> WRITTEN INSTRUCTION
Gather all lines in the data that hold the string "dictis".

> Stored items
** START **

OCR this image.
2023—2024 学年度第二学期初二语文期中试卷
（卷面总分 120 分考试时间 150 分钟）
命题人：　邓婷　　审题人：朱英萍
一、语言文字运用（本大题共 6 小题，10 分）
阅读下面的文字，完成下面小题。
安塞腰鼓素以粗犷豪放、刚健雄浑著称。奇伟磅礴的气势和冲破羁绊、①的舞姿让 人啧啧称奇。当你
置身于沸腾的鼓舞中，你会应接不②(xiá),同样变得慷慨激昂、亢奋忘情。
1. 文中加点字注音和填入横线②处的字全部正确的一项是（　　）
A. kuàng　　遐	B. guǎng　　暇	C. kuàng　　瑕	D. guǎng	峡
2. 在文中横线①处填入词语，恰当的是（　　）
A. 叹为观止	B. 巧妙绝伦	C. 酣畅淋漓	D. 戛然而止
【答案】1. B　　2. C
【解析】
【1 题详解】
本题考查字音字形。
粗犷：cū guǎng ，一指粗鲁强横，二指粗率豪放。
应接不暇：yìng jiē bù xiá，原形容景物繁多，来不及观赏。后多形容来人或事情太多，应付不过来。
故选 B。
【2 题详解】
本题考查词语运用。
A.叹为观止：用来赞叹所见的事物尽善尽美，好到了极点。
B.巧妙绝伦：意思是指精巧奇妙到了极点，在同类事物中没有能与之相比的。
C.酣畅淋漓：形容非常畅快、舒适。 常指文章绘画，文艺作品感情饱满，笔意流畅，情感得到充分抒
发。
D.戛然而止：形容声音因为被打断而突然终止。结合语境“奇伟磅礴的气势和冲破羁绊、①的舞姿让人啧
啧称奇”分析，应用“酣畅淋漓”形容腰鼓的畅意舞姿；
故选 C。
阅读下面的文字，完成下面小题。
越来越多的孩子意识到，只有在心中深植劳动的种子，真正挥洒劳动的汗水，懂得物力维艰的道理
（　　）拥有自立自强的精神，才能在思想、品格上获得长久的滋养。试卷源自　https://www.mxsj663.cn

** END **
** START **

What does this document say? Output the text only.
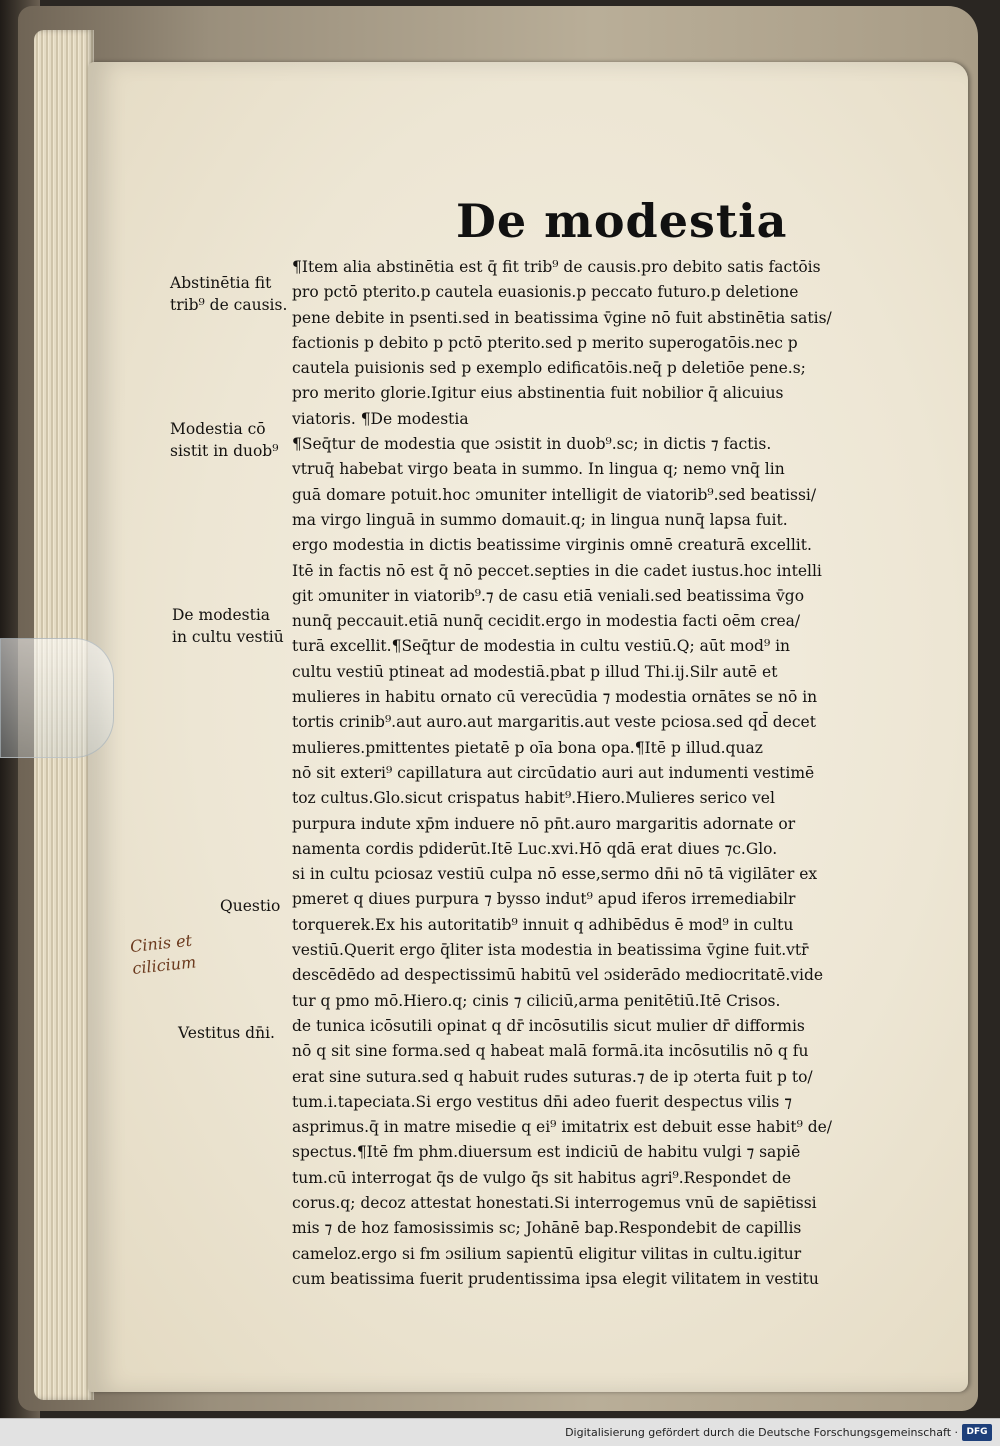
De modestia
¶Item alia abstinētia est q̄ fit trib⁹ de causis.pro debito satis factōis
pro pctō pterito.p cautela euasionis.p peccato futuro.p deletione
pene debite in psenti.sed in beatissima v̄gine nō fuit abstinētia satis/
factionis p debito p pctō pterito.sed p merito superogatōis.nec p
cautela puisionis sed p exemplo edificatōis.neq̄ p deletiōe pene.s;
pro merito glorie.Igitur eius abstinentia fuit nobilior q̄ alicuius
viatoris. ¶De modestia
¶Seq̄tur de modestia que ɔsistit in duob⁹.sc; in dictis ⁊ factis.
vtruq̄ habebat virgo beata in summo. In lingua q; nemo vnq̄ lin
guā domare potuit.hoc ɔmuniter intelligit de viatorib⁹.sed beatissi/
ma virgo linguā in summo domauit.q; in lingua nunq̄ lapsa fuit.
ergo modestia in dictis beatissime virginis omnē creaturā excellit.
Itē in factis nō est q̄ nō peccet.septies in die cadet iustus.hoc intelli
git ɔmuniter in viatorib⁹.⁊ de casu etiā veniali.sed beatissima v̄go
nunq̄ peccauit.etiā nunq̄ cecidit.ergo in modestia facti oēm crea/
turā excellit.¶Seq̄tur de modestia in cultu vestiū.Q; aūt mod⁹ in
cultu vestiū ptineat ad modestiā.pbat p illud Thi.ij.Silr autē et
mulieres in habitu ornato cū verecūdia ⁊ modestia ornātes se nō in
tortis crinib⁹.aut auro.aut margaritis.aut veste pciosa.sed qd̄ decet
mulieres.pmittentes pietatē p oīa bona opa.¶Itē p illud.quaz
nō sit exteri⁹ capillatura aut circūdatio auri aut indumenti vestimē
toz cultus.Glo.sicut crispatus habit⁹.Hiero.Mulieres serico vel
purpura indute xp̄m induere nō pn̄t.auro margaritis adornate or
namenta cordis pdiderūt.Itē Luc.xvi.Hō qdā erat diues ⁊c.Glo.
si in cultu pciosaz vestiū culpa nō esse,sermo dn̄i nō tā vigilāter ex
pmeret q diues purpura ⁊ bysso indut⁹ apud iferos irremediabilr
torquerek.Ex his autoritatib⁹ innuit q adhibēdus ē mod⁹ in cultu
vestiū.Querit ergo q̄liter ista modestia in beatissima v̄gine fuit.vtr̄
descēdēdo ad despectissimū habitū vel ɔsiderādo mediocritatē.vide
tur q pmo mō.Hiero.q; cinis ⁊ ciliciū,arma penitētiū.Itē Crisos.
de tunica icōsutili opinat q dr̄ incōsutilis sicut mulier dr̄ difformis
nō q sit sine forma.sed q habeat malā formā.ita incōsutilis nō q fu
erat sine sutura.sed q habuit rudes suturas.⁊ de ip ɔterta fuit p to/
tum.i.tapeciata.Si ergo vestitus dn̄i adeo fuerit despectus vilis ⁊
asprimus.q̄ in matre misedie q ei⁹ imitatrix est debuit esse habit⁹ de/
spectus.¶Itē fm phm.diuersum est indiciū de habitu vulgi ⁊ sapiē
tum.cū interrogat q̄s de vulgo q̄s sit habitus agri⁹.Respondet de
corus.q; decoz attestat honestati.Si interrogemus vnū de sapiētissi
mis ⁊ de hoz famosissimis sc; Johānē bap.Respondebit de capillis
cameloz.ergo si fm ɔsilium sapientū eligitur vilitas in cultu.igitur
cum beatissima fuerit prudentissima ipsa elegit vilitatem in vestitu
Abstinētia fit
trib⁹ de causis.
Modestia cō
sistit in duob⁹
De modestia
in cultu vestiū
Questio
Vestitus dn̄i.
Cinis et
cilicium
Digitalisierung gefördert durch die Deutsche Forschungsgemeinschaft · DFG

** END **

> RESPONSE TO THIS EXERCISE
¶Seq̄tur de modestia que ɔsistit in duob⁹.sc; in dictis ⁊ factis.
ergo modestia in dictis beatissime virginis omnē creaturā excellit.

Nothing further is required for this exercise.